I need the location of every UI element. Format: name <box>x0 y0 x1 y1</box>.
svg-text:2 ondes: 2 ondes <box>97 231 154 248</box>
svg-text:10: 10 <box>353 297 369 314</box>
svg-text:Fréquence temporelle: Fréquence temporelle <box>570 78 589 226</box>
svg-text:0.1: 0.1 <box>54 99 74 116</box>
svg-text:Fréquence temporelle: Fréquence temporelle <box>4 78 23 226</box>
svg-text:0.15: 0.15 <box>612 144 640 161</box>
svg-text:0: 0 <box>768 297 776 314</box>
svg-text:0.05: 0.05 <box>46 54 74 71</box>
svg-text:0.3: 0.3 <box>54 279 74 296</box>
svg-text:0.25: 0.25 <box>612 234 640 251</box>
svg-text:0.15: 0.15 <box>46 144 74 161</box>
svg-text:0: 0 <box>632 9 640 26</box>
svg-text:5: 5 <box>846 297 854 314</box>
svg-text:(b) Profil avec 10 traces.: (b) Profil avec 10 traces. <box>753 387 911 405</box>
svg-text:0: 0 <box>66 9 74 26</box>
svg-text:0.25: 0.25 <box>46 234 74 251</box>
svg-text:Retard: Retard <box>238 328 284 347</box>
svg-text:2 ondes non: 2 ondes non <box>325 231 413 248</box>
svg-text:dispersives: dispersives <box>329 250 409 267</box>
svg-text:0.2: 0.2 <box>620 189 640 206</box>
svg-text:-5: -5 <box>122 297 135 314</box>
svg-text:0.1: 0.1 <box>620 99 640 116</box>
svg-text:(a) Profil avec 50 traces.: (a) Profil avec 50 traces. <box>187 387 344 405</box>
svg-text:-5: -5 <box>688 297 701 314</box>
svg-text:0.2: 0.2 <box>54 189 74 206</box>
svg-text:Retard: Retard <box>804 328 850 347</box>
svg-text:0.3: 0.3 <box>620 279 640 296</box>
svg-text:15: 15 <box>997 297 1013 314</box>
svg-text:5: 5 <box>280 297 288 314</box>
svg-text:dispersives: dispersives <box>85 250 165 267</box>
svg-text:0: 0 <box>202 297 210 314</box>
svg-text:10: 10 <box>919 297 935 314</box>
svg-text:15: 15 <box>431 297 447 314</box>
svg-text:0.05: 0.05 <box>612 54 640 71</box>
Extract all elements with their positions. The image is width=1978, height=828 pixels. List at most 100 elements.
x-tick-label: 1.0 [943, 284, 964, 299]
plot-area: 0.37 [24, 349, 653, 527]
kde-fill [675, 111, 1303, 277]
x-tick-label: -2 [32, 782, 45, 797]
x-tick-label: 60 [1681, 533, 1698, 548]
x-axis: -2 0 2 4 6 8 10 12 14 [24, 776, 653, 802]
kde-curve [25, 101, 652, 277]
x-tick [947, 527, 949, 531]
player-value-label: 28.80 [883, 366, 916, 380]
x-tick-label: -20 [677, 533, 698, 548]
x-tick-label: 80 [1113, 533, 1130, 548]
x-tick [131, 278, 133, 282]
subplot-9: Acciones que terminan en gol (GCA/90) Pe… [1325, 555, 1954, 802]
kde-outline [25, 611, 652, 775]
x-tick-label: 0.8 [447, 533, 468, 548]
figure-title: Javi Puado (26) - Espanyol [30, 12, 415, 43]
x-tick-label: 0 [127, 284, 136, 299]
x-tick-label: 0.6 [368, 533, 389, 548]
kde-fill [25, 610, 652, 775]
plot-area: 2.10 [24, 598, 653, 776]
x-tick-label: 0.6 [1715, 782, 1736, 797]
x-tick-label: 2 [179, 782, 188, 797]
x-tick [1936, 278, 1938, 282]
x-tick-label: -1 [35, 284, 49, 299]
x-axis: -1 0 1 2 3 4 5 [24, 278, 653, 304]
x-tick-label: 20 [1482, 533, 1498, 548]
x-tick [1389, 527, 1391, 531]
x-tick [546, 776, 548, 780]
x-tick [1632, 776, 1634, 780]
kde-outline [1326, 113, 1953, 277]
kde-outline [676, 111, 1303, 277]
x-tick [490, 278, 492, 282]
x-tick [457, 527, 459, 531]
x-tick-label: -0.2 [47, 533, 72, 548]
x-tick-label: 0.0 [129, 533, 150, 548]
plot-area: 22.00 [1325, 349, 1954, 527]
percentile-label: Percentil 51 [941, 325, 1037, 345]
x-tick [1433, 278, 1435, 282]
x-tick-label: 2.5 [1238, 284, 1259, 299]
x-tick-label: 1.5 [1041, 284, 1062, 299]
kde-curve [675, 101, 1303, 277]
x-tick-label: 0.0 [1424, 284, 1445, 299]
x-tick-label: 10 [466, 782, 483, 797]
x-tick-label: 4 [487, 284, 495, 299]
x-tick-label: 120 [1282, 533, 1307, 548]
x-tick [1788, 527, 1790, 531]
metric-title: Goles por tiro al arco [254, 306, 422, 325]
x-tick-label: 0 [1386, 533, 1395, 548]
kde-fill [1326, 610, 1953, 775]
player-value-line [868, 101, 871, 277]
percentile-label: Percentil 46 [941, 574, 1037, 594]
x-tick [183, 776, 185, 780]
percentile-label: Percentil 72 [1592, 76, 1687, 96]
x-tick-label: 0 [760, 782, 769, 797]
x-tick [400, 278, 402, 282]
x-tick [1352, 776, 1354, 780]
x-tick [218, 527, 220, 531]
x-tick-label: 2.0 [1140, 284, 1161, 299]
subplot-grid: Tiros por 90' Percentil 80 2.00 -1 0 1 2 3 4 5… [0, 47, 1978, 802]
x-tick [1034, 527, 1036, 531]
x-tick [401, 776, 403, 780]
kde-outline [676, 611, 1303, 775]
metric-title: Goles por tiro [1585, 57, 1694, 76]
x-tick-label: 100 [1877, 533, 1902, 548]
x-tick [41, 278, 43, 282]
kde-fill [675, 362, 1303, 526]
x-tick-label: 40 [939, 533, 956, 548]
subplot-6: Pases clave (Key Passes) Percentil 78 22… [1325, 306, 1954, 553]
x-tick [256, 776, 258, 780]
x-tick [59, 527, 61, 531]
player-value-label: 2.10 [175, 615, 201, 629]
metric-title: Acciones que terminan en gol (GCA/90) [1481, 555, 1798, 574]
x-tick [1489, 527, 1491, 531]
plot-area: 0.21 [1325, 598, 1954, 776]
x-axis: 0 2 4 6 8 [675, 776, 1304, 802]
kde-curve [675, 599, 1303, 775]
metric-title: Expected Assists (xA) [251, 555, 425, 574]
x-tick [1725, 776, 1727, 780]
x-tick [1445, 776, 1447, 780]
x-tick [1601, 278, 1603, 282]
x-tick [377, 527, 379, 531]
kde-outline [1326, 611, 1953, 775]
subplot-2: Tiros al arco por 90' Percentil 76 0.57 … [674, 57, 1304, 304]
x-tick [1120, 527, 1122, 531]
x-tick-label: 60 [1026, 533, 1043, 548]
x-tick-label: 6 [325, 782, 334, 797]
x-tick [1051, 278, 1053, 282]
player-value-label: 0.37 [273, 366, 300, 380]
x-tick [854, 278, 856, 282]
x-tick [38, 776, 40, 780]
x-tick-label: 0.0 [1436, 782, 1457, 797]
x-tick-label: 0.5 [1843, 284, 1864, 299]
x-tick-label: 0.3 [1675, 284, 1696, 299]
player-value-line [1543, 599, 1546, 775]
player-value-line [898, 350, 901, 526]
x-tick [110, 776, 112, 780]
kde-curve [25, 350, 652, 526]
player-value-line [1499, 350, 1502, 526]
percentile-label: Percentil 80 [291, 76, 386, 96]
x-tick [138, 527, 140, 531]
####################
Reproduce all of the material above, putting "density-curve" wherever "kde-curve" appears and leaving everything else unchanged.

I need the location of every UI element. Format: name <box>x0 y0 x1 y1</box>.
svg-text:2 ondes: 2 ondes <box>97 231 154 248</box>
svg-text:10: 10 <box>353 297 369 314</box>
svg-text:Fréquence temporelle: Fréquence temporelle <box>570 78 589 226</box>
svg-text:0.1: 0.1 <box>54 99 74 116</box>
svg-text:Fréquence temporelle: Fréquence temporelle <box>4 78 23 226</box>
svg-text:0.15: 0.15 <box>612 144 640 161</box>
svg-text:0: 0 <box>768 297 776 314</box>
svg-text:0.05: 0.05 <box>46 54 74 71</box>
svg-text:0.3: 0.3 <box>54 279 74 296</box>
svg-text:0.25: 0.25 <box>612 234 640 251</box>
svg-text:0.15: 0.15 <box>46 144 74 161</box>
svg-text:0: 0 <box>632 9 640 26</box>
svg-text:5: 5 <box>846 297 854 314</box>
svg-text:(b) Profil avec 10 traces.: (b) Profil avec 10 traces. <box>753 387 911 405</box>
svg-text:0: 0 <box>66 9 74 26</box>
svg-text:0.25: 0.25 <box>46 234 74 251</box>
svg-text:Retard: Retard <box>238 328 284 347</box>
svg-text:2 ondes non: 2 ondes non <box>325 231 413 248</box>
svg-text:dispersives: dispersives <box>329 250 409 267</box>
svg-text:0.2: 0.2 <box>620 189 640 206</box>
svg-text:-5: -5 <box>122 297 135 314</box>
svg-text:0.1: 0.1 <box>620 99 640 116</box>
svg-text:(a) Profil avec 50 traces.: (a) Profil avec 50 traces. <box>187 387 344 405</box>
svg-text:-5: -5 <box>688 297 701 314</box>
svg-text:0.2: 0.2 <box>54 189 74 206</box>
svg-text:Retard: Retard <box>804 328 850 347</box>
svg-text:0.3: 0.3 <box>620 279 640 296</box>
svg-text:15: 15 <box>997 297 1013 314</box>
svg-text:5: 5 <box>280 297 288 314</box>
svg-text:dispersives: dispersives <box>85 250 165 267</box>
svg-text:0: 0 <box>202 297 210 314</box>
svg-text:10: 10 <box>919 297 935 314</box>
svg-text:15: 15 <box>431 297 447 314</box>
svg-text:0.05: 0.05 <box>612 54 640 71</box>
Extract all elements with their positions. The image is width=1978, height=828 pixels. List at most 100 elements.
x-tick-label: 1.0 [943, 284, 964, 299]
plot-area: 0.37 [24, 349, 653, 527]
kde-fill [675, 111, 1303, 277]
x-tick-label: -2 [32, 782, 45, 797]
x-tick-label: 60 [1681, 533, 1698, 548]
x-axis: -2 0 2 4 6 8 10 12 14 [24, 776, 653, 802]
density-curve [25, 101, 652, 277]
x-tick [947, 527, 949, 531]
player-value-label: 28.80 [883, 366, 916, 380]
x-tick-label: -20 [677, 533, 698, 548]
x-tick-label: 80 [1113, 533, 1130, 548]
x-tick [131, 278, 133, 282]
subplot-9: Acciones que terminan en gol (GCA/90) Pe… [1325, 555, 1954, 802]
kde-outline [25, 611, 652, 775]
x-tick-label: 0.8 [447, 533, 468, 548]
figure-title: Javi Puado (26) - Espanyol [30, 12, 415, 43]
x-tick-label: 0 [127, 284, 136, 299]
x-tick-label: 0.6 [368, 533, 389, 548]
kde-fill [25, 610, 652, 775]
plot-area: 2.10 [24, 598, 653, 776]
x-tick-label: 0.6 [1715, 782, 1736, 797]
x-tick-label: 2 [179, 782, 188, 797]
x-tick [1936, 278, 1938, 282]
x-tick-label: -1 [35, 284, 49, 299]
x-axis: -1 0 1 2 3 4 5 [24, 278, 653, 304]
x-tick-label: 20 [1482, 533, 1498, 548]
x-tick [1389, 527, 1391, 531]
x-tick [546, 776, 548, 780]
x-tick [1632, 776, 1634, 780]
kde-outline [1326, 113, 1953, 277]
kde-outline [676, 111, 1303, 277]
x-tick [490, 278, 492, 282]
x-tick [457, 527, 459, 531]
x-tick-label: -0.2 [47, 533, 72, 548]
x-tick-label: 0.0 [129, 533, 150, 548]
plot-area: 22.00 [1325, 349, 1954, 527]
percentile-label: Percentil 51 [941, 325, 1037, 345]
x-tick [1433, 278, 1435, 282]
x-tick-label: 2.5 [1238, 284, 1259, 299]
x-tick-label: 1.5 [1041, 284, 1062, 299]
density-curve [675, 101, 1303, 277]
x-tick-label: 0.0 [1424, 284, 1445, 299]
x-tick-label: 10 [466, 782, 483, 797]
x-tick-label: 4 [487, 284, 495, 299]
x-tick-label: 120 [1282, 533, 1307, 548]
x-tick [1788, 527, 1790, 531]
metric-title: Goles por tiro al arco [254, 306, 422, 325]
x-tick-label: 0 [1386, 533, 1395, 548]
kde-fill [1326, 610, 1953, 775]
player-value-line [868, 101, 871, 277]
percentile-label: Percentil 46 [941, 574, 1037, 594]
x-tick [183, 776, 185, 780]
percentile-label: Percentil 72 [1592, 76, 1687, 96]
x-tick-label: 0 [760, 782, 769, 797]
x-tick [400, 278, 402, 282]
x-tick [1352, 776, 1354, 780]
x-tick [218, 527, 220, 531]
x-tick-label: 2.0 [1140, 284, 1161, 299]
subplot-grid: Tiros por 90' Percentil 80 2.00 -1 0 1 2 3 4 5… [0, 47, 1978, 802]
x-tick [1034, 527, 1036, 531]
x-tick [401, 776, 403, 780]
kde-outline [676, 611, 1303, 775]
metric-title: Goles por tiro [1585, 57, 1694, 76]
x-tick-label: 100 [1877, 533, 1902, 548]
x-tick [41, 278, 43, 282]
kde-fill [675, 362, 1303, 526]
x-tick-label: 40 [939, 533, 956, 548]
subplot-6: Pases clave (Key Passes) Percentil 78 22… [1325, 306, 1954, 553]
x-tick [256, 776, 258, 780]
x-tick [59, 527, 61, 531]
player-value-label: 2.10 [175, 615, 201, 629]
metric-title: Acciones que terminan en gol (GCA/90) [1481, 555, 1798, 574]
x-tick [1489, 527, 1491, 531]
plot-area: 0.21 [1325, 598, 1954, 776]
x-axis: 0 2 4 6 8 [675, 776, 1304, 802]
density-curve [675, 599, 1303, 775]
metric-title: Expected Assists (xA) [251, 555, 425, 574]
x-tick [1725, 776, 1727, 780]
x-tick [1445, 776, 1447, 780]
x-tick [1601, 278, 1603, 282]
x-tick [377, 527, 379, 531]
kde-outline [1326, 611, 1953, 775]
subplot-2: Tiros al arco por 90' Percentil 76 0.57 … [674, 57, 1304, 304]
x-tick [1120, 527, 1122, 531]
x-tick-label: 60 [1026, 533, 1043, 548]
x-tick-label: 6 [325, 782, 334, 797]
x-tick [1051, 278, 1053, 282]
player-value-label: 0.37 [273, 366, 300, 380]
x-tick [854, 278, 856, 282]
x-tick [38, 776, 40, 780]
x-tick-label: 0.0 [1436, 782, 1457, 797]
x-tick-label: 0.5 [1843, 284, 1864, 299]
x-tick-label: 0.3 [1675, 284, 1696, 299]
player-value-line [1543, 599, 1546, 775]
player-value-line [898, 350, 901, 526]
x-tick [110, 776, 112, 780]
density-curve [25, 350, 652, 526]
player-value-line [1499, 350, 1502, 526]
percentile-label: Percentil 80 [291, 76, 386, 96]
x-tick [138, 527, 140, 531]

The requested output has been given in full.